Reproduce all of the data exactly.

━━━━━ MATERIALS PROVIDED ━━━━━

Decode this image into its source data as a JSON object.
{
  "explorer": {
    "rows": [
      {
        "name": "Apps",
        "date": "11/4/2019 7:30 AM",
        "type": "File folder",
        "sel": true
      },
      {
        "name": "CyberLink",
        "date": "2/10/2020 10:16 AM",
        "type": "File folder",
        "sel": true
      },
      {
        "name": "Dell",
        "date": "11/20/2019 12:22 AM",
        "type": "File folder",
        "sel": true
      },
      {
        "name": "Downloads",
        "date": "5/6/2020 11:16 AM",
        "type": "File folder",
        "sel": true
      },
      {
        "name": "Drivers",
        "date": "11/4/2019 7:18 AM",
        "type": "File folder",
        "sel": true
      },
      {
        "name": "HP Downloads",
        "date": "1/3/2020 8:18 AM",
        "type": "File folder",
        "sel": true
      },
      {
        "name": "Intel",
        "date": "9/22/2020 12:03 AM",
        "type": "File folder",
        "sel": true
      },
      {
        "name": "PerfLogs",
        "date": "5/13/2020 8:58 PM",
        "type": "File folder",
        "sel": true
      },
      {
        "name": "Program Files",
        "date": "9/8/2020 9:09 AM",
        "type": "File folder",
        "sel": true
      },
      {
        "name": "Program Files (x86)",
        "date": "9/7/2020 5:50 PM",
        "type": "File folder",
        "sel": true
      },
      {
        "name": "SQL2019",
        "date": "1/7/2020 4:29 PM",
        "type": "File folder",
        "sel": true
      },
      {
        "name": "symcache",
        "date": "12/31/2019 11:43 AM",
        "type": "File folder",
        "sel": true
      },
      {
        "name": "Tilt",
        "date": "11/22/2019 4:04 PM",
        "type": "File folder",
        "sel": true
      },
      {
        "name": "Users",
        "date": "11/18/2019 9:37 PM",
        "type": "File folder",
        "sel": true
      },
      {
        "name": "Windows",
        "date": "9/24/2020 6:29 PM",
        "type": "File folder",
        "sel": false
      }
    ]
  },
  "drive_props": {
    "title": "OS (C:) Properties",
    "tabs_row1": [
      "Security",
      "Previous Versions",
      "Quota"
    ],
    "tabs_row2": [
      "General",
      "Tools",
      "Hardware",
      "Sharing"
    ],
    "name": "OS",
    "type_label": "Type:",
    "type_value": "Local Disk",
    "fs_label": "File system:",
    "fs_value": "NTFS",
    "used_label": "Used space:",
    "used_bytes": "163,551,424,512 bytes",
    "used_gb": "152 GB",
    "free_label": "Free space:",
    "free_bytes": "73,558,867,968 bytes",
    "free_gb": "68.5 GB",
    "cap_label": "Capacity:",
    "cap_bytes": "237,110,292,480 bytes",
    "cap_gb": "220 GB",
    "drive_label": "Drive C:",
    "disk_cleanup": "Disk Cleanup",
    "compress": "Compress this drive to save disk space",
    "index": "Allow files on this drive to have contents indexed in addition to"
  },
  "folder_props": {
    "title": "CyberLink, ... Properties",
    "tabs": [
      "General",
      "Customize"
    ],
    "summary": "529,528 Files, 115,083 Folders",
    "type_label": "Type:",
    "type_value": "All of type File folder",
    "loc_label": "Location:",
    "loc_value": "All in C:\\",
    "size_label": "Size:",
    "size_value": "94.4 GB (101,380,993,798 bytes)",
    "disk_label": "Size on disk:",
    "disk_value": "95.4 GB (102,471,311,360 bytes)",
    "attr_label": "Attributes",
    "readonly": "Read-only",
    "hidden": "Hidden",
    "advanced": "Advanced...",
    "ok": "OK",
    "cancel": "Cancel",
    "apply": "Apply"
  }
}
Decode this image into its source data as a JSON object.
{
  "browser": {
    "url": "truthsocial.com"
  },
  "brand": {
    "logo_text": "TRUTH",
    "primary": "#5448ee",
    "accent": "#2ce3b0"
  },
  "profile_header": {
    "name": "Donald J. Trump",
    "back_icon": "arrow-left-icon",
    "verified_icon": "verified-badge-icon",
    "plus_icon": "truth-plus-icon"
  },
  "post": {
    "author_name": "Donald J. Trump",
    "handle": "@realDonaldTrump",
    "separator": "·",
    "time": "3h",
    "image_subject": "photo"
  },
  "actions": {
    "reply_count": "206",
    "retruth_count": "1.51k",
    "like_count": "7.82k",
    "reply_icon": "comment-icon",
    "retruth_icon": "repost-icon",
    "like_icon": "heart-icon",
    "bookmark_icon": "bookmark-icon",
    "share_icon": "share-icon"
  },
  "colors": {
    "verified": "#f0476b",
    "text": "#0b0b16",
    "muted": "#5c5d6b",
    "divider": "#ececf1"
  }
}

━━━━━

**ANSWER TO THIS PROBLEM**
Decode this image into its source data as a JSON object.
{
  "explorer": {
    "rows": [
      {
        "name": "Apps",
        "date": "11/4/2019 7:30 AM",
        "type": "File folder",
        "sel": true
      },
      {
        "name": "CyberLink",
        "date": "2/10/2020 10:16 AM",
        "type": "File folder",
        "sel": true
      },
      {
        "name": "Dell",
        "date": "11/20/2019 12:22 AM",
        "type": "File folder",
        "sel": true
      },
      {
        "name": "Downloads",
        "date": "5/6/2020 11:16 AM",
        "type": "File folder",
        "sel": true
      },
      {
        "name": "Drivers",
        "date": "11/4/2019 7:18 AM",
        "type": "File folder",
        "sel": true
      },
      {
        "name": "HP Downloads",
        "date": "1/3/2020 8:18 AM",
        "type": "File folder",
        "sel": true
      },
      {
        "name": "Intel",
        "date": "9/22/2020 12:03 AM",
        "type": "File folder",
        "sel": true
      },
      {
        "name": "PerfLogs",
        "date": "5/13/2020 8:58 PM",
        "type": "File folder",
        "sel": true
      },
      {
        "name": "Program Files",
        "date": "9/8/2020 9:09 AM",
        "type": "File folder",
        "sel": true
      },
      {
        "name": "Program Files (x86)",
        "date": "9/7/2020 5:50 PM",
        "type": "File folder",
        "sel": true
      },
      {
        "name": "SQL2019",
        "date": "1/7/2020 4:29 PM",
        "type": "File folder",
        "sel": true
      },
      {
        "name": "symcache",
        "date": "12/31/2019 11:43 AM",
        "type": "File folder",
        "sel": true
      },
      {
        "name": "Tilt",
        "date": "11/22/2019 4:04 PM",
        "type": "File folder",
        "sel": true
      },
      {
        "name": "Users",
        "date": "11/18/2019 9:37 PM",
        "type": "File folder",
        "sel": true
      },
      {
        "name": "Windows",
        "date": "9/24/2020 6:29 PM",
        "type": "File folder",
        "sel": false
      }
    ]
  },
  "drive_props": {
    "title": "OS (C:) Properties",
    "tabs_row1": [
      "Security",
      "Previous Versions",
      "Quota"
    ],
    "tabs_row2": [
      "General",
      "Tools",
      "Hardware",
      "Sharing"
    ],
    "name": "OS",
    "type_label": "Type:",
    "type_value": "Local Disk",
    "fs_label": "File system:",
    "fs_value": "NTFS",
    "used_label": "Used space:",
    "used_bytes": "163,551,424,512 bytes",
    "used_gb": "152 GB",
    "free_label": "Free space:",
    "free_bytes": "73,558,867,968 bytes",
    "free_gb": "68.5 GB",
    "cap_label": "Capacity:",
    "cap_bytes": "237,110,292,480 bytes",
    "cap_gb": "220 GB",
    "drive_label": "Drive C:",
    "disk_cleanup": "Disk Cleanup",
    "compress": "Compress this drive to save disk space",
    "index": "Allow files on this drive to have contents indexed in addition to"
  },
  "folder_props": {
    "title": "CyberLink, ... Properties",
    "tabs": [
      "General",
      "Customize"
    ],
    "summary": "529,528 Files, 115,083 Folders",
    "type_label": "Type:",
    "type_value": "All of type File folder",
    "loc_label": "Location:",
    "loc_value": "All in C:\\",
    "size_label": "Size:",
    "size_value": "94.4 GB (101,380,993,798 bytes)",
    "disk_label": "Size on disk:",
    "disk_value": "95.4 GB (102,471,311,360 bytes)",
    "attr_label": "Attributes",
    "readonly": "Read-only",
    "hidden": "Hidden",
    "advanced": "Advanced...",
    "ok": "OK",
    "cancel": "Cancel",
    "apply": "Apply"
  }
}
Decode this image into its source data as a JSON object.
{
  "browser": {
    "url": "truthsocial.com"
  },
  "brand": {
    "logo_text": "TRUTH",
    "primary": "#5448ee",
    "accent": "#2ce3b0"
  },
  "profile_header": {
    "name": "Donald J. Trump",
    "back_icon": "arrow-left-icon",
    "verified_icon": "verified-badge-icon",
    "plus_icon": "truth-plus-icon"
  },
  "post": {
    "author_name": "Donald J. Trump",
    "handle": "@realDonaldTrump",
    "separator": "·",
    "time": "3h",
    "image_subject": "photo"
  },
  "actions": {
    "reply_count": "206",
    "retruth_count": "1.51k",
    "like_count": "7.82k",
    "reply_icon": "comment-icon",
    "retruth_icon": "repost-icon",
    "like_icon": "heart-icon",
    "bookmark_icon": "bookmark-icon",
    "share_icon": "share-icon"
  },
  "colors": {
    "verified": "#f0476b",
    "text": "#0b0b16",
    "muted": "#5c5d6b",
    "divider": "#ececf1"
  }
}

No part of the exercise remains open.